## What this task involves
Restate the data exactly as given and keep the pictures out.

## Entries
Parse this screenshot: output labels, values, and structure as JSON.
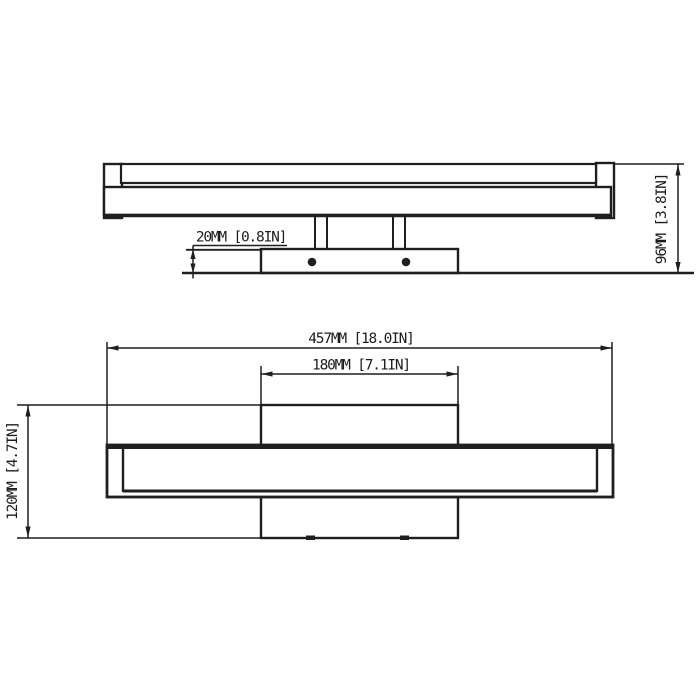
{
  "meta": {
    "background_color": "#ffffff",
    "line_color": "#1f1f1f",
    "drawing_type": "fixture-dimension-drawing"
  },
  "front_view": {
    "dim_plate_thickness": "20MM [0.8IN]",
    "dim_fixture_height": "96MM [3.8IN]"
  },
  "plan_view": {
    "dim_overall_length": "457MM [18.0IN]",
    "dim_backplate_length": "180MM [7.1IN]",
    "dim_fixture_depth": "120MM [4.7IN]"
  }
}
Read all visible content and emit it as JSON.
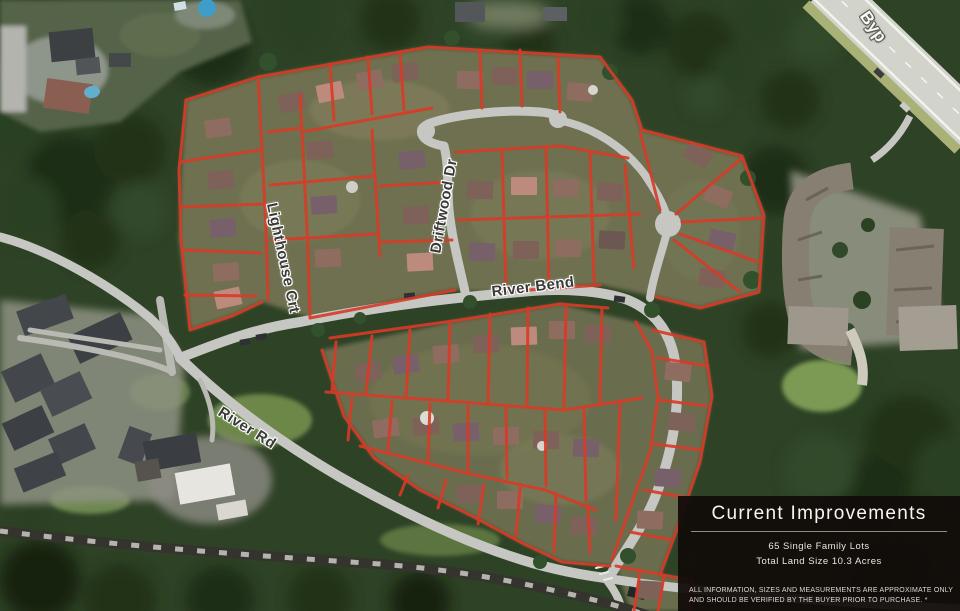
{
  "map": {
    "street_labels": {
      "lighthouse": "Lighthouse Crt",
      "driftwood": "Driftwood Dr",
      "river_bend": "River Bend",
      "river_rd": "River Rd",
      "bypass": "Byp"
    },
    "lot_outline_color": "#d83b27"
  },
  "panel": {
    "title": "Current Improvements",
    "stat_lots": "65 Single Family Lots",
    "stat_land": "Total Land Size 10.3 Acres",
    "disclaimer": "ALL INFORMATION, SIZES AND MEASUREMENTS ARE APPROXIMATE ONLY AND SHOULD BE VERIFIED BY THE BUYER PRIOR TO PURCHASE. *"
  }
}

## Problem solution
Parse this screenshot: output labels, values, and structure as JSON.
{
  "meta": {
    "background_color": "#ffffff",
    "line_color": "#1f1f1f",
    "drawing_type": "fixture-dimension-drawing"
  },
  "front_view": {
    "dim_plate_thickness": "20MM [0.8IN]",
    "dim_fixture_height": "96MM [3.8IN]"
  },
  "plan_view": {
    "dim_overall_length": "457MM [18.0IN]",
    "dim_backplate_length": "180MM [7.1IN]",
    "dim_fixture_depth": "120MM [4.7IN]"
  }
}
Read all visible content and emit it as JSON.
{
  "map": {
    "street_labels": {
      "lighthouse": "Lighthouse Crt",
      "driftwood": "Driftwood Dr",
      "river_bend": "River Bend",
      "river_rd": "River Rd",
      "bypass": "Byp"
    },
    "lot_outline_color": "#d83b27"
  },
  "panel": {
    "title": "Current Improvements",
    "stat_lots": "65 Single Family Lots",
    "stat_land": "Total Land Size 10.3 Acres",
    "disclaimer": "ALL INFORMATION, SIZES AND MEASUREMENTS ARE APPROXIMATE ONLY AND SHOULD BE VERIFIED BY THE BUYER PRIOR TO PURCHASE. *"
  }
}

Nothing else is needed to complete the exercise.